Do this:
State the number of lines in these records that include the word "sword", and add nothing to it.

The data:
=====
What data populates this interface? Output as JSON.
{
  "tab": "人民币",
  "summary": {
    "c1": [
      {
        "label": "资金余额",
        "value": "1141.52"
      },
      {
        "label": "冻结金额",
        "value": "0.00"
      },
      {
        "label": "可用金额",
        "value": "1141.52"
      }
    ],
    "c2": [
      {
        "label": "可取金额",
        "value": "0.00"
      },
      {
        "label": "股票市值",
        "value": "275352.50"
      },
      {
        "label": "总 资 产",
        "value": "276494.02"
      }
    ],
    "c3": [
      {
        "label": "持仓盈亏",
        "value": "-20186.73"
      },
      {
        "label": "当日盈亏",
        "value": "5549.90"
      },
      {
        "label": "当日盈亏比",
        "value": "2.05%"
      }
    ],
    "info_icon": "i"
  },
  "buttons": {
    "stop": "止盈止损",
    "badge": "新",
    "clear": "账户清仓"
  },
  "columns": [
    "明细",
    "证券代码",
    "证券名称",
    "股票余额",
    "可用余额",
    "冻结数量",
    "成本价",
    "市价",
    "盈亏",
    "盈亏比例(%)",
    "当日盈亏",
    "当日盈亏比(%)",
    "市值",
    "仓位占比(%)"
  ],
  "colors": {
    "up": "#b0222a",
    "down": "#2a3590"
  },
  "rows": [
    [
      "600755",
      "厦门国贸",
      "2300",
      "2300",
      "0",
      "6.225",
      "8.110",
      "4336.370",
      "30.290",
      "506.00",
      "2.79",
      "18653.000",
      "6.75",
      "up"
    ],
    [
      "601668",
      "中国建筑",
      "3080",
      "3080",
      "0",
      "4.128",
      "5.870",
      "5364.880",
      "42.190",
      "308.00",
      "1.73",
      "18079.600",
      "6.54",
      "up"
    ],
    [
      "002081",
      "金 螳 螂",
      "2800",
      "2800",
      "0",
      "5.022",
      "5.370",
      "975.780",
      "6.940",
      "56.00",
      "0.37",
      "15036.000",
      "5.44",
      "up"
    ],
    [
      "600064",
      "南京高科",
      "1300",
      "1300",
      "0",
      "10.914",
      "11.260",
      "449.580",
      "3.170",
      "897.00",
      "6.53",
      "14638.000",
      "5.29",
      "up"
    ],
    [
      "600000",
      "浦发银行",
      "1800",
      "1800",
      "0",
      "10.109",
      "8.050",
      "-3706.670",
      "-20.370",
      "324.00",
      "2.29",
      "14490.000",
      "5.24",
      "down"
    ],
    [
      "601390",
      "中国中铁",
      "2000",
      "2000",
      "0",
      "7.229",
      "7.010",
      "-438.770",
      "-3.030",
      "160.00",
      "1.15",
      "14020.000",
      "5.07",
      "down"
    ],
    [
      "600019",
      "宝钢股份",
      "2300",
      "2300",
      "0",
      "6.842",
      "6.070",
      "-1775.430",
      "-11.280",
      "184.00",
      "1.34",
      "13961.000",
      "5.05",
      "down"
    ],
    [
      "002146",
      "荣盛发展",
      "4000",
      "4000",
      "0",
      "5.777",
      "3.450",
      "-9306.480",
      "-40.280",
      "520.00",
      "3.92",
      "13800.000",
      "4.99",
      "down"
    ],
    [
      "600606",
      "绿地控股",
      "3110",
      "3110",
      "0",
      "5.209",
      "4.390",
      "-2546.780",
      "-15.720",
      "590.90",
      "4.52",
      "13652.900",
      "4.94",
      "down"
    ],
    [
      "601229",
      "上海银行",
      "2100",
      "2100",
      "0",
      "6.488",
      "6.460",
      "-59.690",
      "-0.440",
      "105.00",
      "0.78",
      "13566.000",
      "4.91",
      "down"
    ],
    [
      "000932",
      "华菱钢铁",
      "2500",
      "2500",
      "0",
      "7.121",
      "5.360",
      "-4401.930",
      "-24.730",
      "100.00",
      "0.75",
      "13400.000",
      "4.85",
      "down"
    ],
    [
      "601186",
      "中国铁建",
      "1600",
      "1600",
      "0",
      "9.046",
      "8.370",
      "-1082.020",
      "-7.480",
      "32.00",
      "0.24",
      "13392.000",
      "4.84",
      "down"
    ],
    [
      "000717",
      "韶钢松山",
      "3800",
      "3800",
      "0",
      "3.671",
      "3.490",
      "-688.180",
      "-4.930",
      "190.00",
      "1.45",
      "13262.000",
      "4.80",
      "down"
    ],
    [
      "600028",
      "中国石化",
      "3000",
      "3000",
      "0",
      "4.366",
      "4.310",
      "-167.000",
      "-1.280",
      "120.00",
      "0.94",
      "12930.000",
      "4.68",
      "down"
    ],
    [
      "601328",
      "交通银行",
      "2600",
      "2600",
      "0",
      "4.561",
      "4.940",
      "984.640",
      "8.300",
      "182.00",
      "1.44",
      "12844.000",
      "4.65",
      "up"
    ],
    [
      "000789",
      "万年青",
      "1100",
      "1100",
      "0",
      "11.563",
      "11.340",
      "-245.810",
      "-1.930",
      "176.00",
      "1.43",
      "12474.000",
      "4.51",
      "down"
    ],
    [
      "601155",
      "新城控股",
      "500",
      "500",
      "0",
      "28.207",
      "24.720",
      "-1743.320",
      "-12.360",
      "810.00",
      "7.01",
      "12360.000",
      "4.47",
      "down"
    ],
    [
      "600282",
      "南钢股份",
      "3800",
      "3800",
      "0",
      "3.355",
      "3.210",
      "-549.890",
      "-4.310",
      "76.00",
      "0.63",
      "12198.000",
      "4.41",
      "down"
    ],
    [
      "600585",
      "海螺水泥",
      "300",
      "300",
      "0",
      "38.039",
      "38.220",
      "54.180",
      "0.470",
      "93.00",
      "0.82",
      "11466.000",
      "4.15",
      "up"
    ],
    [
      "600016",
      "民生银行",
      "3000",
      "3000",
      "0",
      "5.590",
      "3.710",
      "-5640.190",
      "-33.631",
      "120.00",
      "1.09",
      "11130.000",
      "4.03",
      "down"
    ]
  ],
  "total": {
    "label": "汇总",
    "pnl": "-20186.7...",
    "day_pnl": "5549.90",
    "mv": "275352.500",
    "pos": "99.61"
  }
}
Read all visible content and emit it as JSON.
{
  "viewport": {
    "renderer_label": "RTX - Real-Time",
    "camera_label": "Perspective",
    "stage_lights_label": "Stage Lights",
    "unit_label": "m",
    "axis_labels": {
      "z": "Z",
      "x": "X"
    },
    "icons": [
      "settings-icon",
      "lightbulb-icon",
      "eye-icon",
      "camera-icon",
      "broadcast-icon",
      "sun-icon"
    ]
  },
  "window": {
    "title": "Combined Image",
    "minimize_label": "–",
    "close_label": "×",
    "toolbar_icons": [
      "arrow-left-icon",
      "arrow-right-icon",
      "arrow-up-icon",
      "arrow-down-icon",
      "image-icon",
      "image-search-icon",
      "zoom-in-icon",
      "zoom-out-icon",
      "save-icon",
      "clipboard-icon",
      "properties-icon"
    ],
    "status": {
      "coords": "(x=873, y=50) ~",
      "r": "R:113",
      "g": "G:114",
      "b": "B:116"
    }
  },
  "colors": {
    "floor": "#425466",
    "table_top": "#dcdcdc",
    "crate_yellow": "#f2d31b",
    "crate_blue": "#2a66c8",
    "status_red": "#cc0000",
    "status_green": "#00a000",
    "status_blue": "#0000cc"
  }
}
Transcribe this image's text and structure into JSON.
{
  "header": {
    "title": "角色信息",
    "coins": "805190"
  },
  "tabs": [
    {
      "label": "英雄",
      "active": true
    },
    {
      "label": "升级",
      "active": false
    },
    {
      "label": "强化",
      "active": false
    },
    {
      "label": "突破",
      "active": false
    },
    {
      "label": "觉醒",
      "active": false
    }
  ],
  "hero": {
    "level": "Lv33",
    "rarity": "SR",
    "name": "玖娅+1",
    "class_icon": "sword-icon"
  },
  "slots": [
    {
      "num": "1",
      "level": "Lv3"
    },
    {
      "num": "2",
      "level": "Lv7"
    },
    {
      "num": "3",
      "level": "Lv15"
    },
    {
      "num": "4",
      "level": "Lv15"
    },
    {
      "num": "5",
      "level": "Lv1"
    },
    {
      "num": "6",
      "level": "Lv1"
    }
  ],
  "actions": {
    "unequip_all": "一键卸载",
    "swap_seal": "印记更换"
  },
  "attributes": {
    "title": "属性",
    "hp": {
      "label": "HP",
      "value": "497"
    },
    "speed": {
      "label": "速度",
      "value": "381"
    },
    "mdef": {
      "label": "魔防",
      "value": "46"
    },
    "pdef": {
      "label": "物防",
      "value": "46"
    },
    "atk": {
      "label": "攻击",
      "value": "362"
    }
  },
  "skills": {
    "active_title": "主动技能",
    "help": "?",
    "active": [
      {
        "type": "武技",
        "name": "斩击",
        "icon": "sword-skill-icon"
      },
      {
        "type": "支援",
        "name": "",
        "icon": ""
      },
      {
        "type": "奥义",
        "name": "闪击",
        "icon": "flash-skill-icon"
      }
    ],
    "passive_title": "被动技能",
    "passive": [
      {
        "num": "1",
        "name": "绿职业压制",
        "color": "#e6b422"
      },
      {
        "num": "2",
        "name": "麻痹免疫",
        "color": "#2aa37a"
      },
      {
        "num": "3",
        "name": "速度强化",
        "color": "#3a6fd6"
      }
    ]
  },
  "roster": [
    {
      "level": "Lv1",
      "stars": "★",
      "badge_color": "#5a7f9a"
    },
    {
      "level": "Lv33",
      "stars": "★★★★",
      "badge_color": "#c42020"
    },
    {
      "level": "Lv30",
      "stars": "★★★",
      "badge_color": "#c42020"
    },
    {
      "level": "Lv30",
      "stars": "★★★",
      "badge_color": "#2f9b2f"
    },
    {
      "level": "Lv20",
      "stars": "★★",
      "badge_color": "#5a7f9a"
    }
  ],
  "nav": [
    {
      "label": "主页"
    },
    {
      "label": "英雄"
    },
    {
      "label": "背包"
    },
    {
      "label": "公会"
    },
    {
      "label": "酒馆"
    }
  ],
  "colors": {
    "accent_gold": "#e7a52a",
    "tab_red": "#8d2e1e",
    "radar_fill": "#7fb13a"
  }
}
=====
Exercise answer:
2